*Work to be completed*:
Work out how many lines below contain the word "scale", then give that number alone.

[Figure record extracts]
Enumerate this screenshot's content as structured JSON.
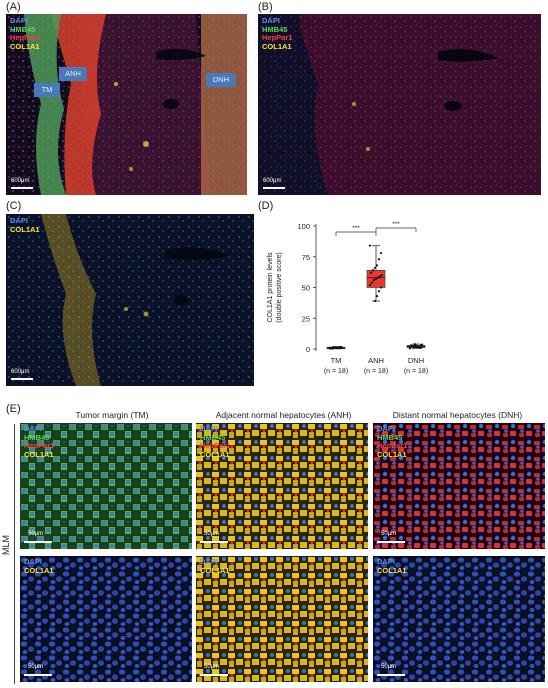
{
  "panels": {
    "A": {
      "label": "(A)",
      "legend": [
        "DAPI",
        "HMB45",
        "HepPar1",
        "COL1A1"
      ],
      "scale": "600μm",
      "regions": [
        "TM",
        "ANH",
        "DNH"
      ]
    },
    "B": {
      "label": "(B)",
      "legend": [
        "DAPI",
        "HMB45",
        "HepPar1",
        "COL1A1"
      ],
      "scale": "600μm"
    },
    "C": {
      "label": "(C)",
      "legend": [
        "DAPI",
        "COL1A1"
      ],
      "scale": "600μm"
    },
    "D": {
      "label": "(D)"
    },
    "E": {
      "label": "(E)",
      "row_label": "MLM",
      "columns": [
        "Tumor margin (TM)",
        "Adjacent normal hepatocytes (ANH)",
        "Distant normal hepatocytes (DNH)"
      ],
      "legend_full": [
        "DAPI",
        "HMB45",
        "HepPar1",
        "COL1A1"
      ],
      "legend_short": [
        "DAPI",
        "COL1A1"
      ],
      "scale": "50μm"
    }
  },
  "legend_colors": {
    "DAPI": "#5b8de8",
    "HMB45": "#5fd35f",
    "HepPar1": "#ff3b3b",
    "COL1A1": "#ffe333"
  },
  "chart_data": {
    "type": "box",
    "ylabel": "COL1A1 protein levels\n(double positive score)",
    "yticks": [
      0,
      25,
      50,
      75,
      100
    ],
    "ylim": [
      0,
      100
    ],
    "categories": [
      "TM",
      "ANH",
      "DNH"
    ],
    "category_n": [
      "(n = 18)",
      "(n = 18)",
      "(n = 18)"
    ],
    "boxes": [
      {
        "category": "TM",
        "min": 0.2,
        "q1": 0.5,
        "median": 1.0,
        "q3": 1.5,
        "max": 2.0,
        "color": "#555555",
        "points": [
          0.3,
          0.6,
          0.8,
          1.0,
          1.2,
          0.5,
          0.9,
          1.1,
          1.4,
          0.7,
          1.0,
          1.3,
          0.4,
          0.8,
          1.6,
          1.1,
          0.9,
          1.2
        ]
      },
      {
        "category": "ANH",
        "min": 39,
        "q1": 50,
        "median": 58,
        "q3": 64,
        "max": 84,
        "color": "#e8382f",
        "points": [
          84,
          78,
          73,
          68,
          66,
          64,
          62,
          60,
          59,
          58,
          57,
          56,
          54,
          52,
          50,
          47,
          43,
          39
        ]
      },
      {
        "category": "DNH",
        "min": 0.5,
        "q1": 1.0,
        "median": 2.0,
        "q3": 3.0,
        "max": 4.0,
        "color": "#666666",
        "points": [
          0.6,
          1.0,
          1.4,
          1.8,
          2.2,
          2.6,
          3.0,
          3.6,
          1.2,
          2.0,
          2.8,
          1.6,
          2.4,
          0.9,
          3.2,
          1.1,
          2.1,
          3.9
        ]
      }
    ],
    "significance": [
      {
        "from": "TM",
        "to": "ANH",
        "label": "***"
      },
      {
        "from": "ANH",
        "to": "DNH",
        "label": "***"
      }
    ]
  }
}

*Finished task*:
4